Data items
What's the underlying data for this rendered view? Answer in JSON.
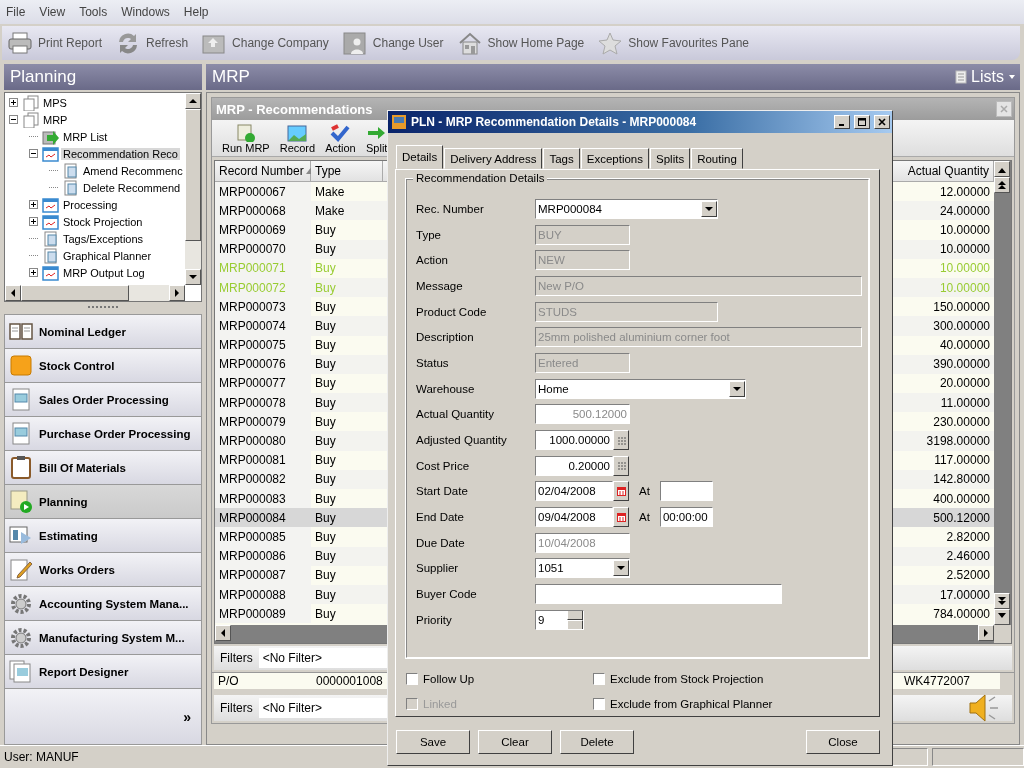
{
  "menu": [
    "File",
    "View",
    "Tools",
    "Windows",
    "Help"
  ],
  "toolbar": [
    {
      "label": "Print Report"
    },
    {
      "label": "Refresh"
    },
    {
      "label": "Change Company"
    },
    {
      "label": "Change User"
    },
    {
      "label": "Show Home Page"
    },
    {
      "label": "Show Favourites Pane"
    }
  ],
  "sidebar": {
    "title": "Planning",
    "tree": [
      {
        "label": "MPS",
        "kind": "folder",
        "expandable": true,
        "expanded": false,
        "selected": false
      },
      {
        "label": "MRP",
        "kind": "folder",
        "expandable": true,
        "expanded": true,
        "selected": false,
        "children": [
          {
            "label": "MRP List",
            "kind": "action",
            "expandable": false,
            "selected": false
          },
          {
            "label": "Recommendation Reco",
            "kind": "screen",
            "expandable": true,
            "expanded": true,
            "selected": true,
            "children": [
              {
                "label": "Amend Recommenc",
                "kind": "page",
                "expandable": false,
                "selected": false
              },
              {
                "label": "Delete Recommend",
                "kind": "page",
                "expandable": false,
                "selected": false
              }
            ]
          },
          {
            "label": "Processing",
            "kind": "screen",
            "expandable": true,
            "expanded": false,
            "selected": false
          },
          {
            "label": "Stock Projection",
            "kind": "screen",
            "expandable": true,
            "expanded": false,
            "selected": false
          },
          {
            "label": "Tags/Exceptions",
            "kind": "page",
            "expandable": false,
            "selected": false
          },
          {
            "label": "Graphical Planner",
            "kind": "page",
            "expandable": false,
            "selected": false
          },
          {
            "label": "MRP Output Log",
            "kind": "screen",
            "expandable": true,
            "expanded": false,
            "selected": false
          }
        ]
      }
    ],
    "modules": [
      {
        "label": "Nominal Ledger",
        "selected": false
      },
      {
        "label": "Stock Control",
        "selected": false
      },
      {
        "label": "Sales Order Processing",
        "selected": false
      },
      {
        "label": "Purchase Order Processing",
        "selected": false
      },
      {
        "label": "Bill Of Materials",
        "selected": false
      },
      {
        "label": "Planning",
        "selected": true
      },
      {
        "label": "Estimating",
        "selected": false
      },
      {
        "label": "Works Orders",
        "selected": false
      },
      {
        "label": "Accounting System Mana...",
        "selected": false
      },
      {
        "label": "Manufacturing System M...",
        "selected": false
      },
      {
        "label": "Report Designer",
        "selected": false
      }
    ],
    "more": "»"
  },
  "workspace": {
    "title": "MRP",
    "lists_button": "Lists",
    "recommendations": {
      "title": "MRP - Recommendations",
      "toolbar": [
        "Run MRP",
        "Record",
        "Action",
        "Split"
      ],
      "columns": [
        {
          "label": "Record Number",
          "sorted": true
        },
        {
          "label": "Type",
          "sorted": false
        },
        {
          "label": "Actual Quantity",
          "sorted": false
        }
      ],
      "rows": [
        {
          "record": "MRP000067",
          "type": "Make",
          "quantity": "12.00000",
          "color": "#000000",
          "selected": false
        },
        {
          "record": "MRP000068",
          "type": "Make",
          "quantity": "24.00000",
          "color": "#000000",
          "selected": false
        },
        {
          "record": "MRP000069",
          "type": "Buy",
          "quantity": "10.00000",
          "color": "#000000",
          "selected": false
        },
        {
          "record": "MRP000070",
          "type": "Buy",
          "quantity": "10.00000",
          "color": "#000000",
          "selected": false
        },
        {
          "record": "MRP000071",
          "type": "Buy",
          "quantity": "10.00000",
          "color": "#99cc33",
          "selected": false
        },
        {
          "record": "MRP000072",
          "type": "Buy",
          "quantity": "10.00000",
          "color": "#99cc33",
          "selected": false
        },
        {
          "record": "MRP000073",
          "type": "Buy",
          "quantity": "150.00000",
          "color": "#000000",
          "selected": false
        },
        {
          "record": "MRP000074",
          "type": "Buy",
          "quantity": "300.00000",
          "color": "#000000",
          "selected": false
        },
        {
          "record": "MRP000075",
          "type": "Buy",
          "quantity": "40.00000",
          "color": "#000000",
          "selected": false
        },
        {
          "record": "MRP000076",
          "type": "Buy",
          "quantity": "390.00000",
          "color": "#000000",
          "selected": false
        },
        {
          "record": "MRP000077",
          "type": "Buy",
          "quantity": "20.00000",
          "color": "#000000",
          "selected": false
        },
        {
          "record": "MRP000078",
          "type": "Buy",
          "quantity": "11.00000",
          "color": "#000000",
          "selected": false
        },
        {
          "record": "MRP000079",
          "type": "Buy",
          "quantity": "230.00000",
          "color": "#000000",
          "selected": false
        },
        {
          "record": "MRP000080",
          "type": "Buy",
          "quantity": "3198.00000",
          "color": "#000000",
          "selected": false
        },
        {
          "record": "MRP000081",
          "type": "Buy",
          "quantity": "117.00000",
          "color": "#000000",
          "selected": false
        },
        {
          "record": "MRP000082",
          "type": "Buy",
          "quantity": "142.80000",
          "color": "#000000",
          "selected": false
        },
        {
          "record": "MRP000083",
          "type": "Buy",
          "quantity": "400.00000",
          "color": "#000000",
          "selected": false
        },
        {
          "record": "MRP000084",
          "type": "Buy",
          "quantity": "500.12000",
          "color": "#000000",
          "selected": true
        },
        {
          "record": "MRP000085",
          "type": "Buy",
          "quantity": "2.82000",
          "color": "#000000",
          "selected": false
        },
        {
          "record": "MRP000086",
          "type": "Buy",
          "quantity": "2.46000",
          "color": "#000000",
          "selected": false
        },
        {
          "record": "MRP000087",
          "type": "Buy",
          "quantity": "2.52000",
          "color": "#000000",
          "selected": false
        },
        {
          "record": "MRP000088",
          "type": "Buy",
          "quantity": "17.00000",
          "color": "#000000",
          "selected": false
        },
        {
          "record": "MRP000089",
          "type": "Buy",
          "quantity": "784.00000",
          "color": "#000000",
          "selected": false
        }
      ],
      "filters": {
        "label": "Filters",
        "value": "<No Filter>"
      }
    },
    "lower_list": {
      "rows": [
        {
          "column_1": "P/O",
          "column_2": "0000001008",
          "column_3": "WK4772007"
        }
      ],
      "filters": {
        "label": "Filters",
        "value": "<No Filter>"
      }
    }
  },
  "dialog": {
    "title": "PLN - MRP Recommendation Details - MRP000084",
    "tabs": [
      {
        "label": "Details",
        "selected": true
      },
      {
        "label": "Delivery Address",
        "selected": false
      },
      {
        "label": "Tags",
        "selected": false
      },
      {
        "label": "Exceptions",
        "selected": false
      },
      {
        "label": "Splits",
        "selected": false
      },
      {
        "label": "Routing",
        "selected": false
      }
    ],
    "group": "Recommendation Details",
    "fields": [
      {
        "label": "Rec. Number",
        "kind": "combo",
        "value": "MRP000084"
      },
      {
        "label": "Type",
        "kind": "readonly",
        "value": "BUY"
      },
      {
        "label": "Action",
        "kind": "readonly",
        "value": "NEW"
      },
      {
        "label": "Message",
        "kind": "readonly",
        "value": "New P/O"
      },
      {
        "label": "Product Code",
        "kind": "readonly",
        "value": "STUDS"
      },
      {
        "label": "Description",
        "kind": "readonly",
        "value": "25mm polished aluminium corner foot"
      },
      {
        "label": "Status",
        "kind": "readonly",
        "value": "Entered"
      },
      {
        "label": "Warehouse",
        "kind": "combo",
        "value": "Home"
      },
      {
        "label": "Actual Quantity",
        "kind": "amount",
        "value": "500.12000"
      },
      {
        "label": "Adjusted Quantity",
        "kind": "calc",
        "value": "1000.00000"
      },
      {
        "label": "Cost Price",
        "kind": "calc",
        "value": "0.20000"
      },
      {
        "label": "Start Date",
        "kind": "date",
        "value": "02/04/2008",
        "at": "At"
      },
      {
        "label": "End Date",
        "kind": "date",
        "value": "09/04/2008",
        "at": "At",
        "time": "00:00:00"
      },
      {
        "label": "Due Date",
        "kind": "display",
        "value": "10/04/2008"
      },
      {
        "label": "Supplier",
        "kind": "combo",
        "value": "1051"
      },
      {
        "label": "Buyer Code",
        "kind": "text"
      },
      {
        "label": "Priority",
        "kind": "spinner",
        "value": "9"
      }
    ],
    "checkboxes": [
      {
        "label": "Follow Up",
        "checked": false,
        "disabled": false
      },
      {
        "label": "Linked",
        "checked": false,
        "disabled": true
      },
      {
        "label": "Exclude from Stock Projection",
        "checked": false,
        "disabled": false
      },
      {
        "label": "Exclude from Graphical Planner",
        "checked": false,
        "disabled": false
      }
    ],
    "buttons": [
      "Save",
      "Clear",
      "Delete",
      "Close"
    ]
  },
  "status_bar": {
    "user": "User: MANUF"
  }
}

» Task prompt:
List the lines of the records where "Actual" occurs.

» Solution below:
          "label": "Actual Quantity",
        "label": "Actual Quantity",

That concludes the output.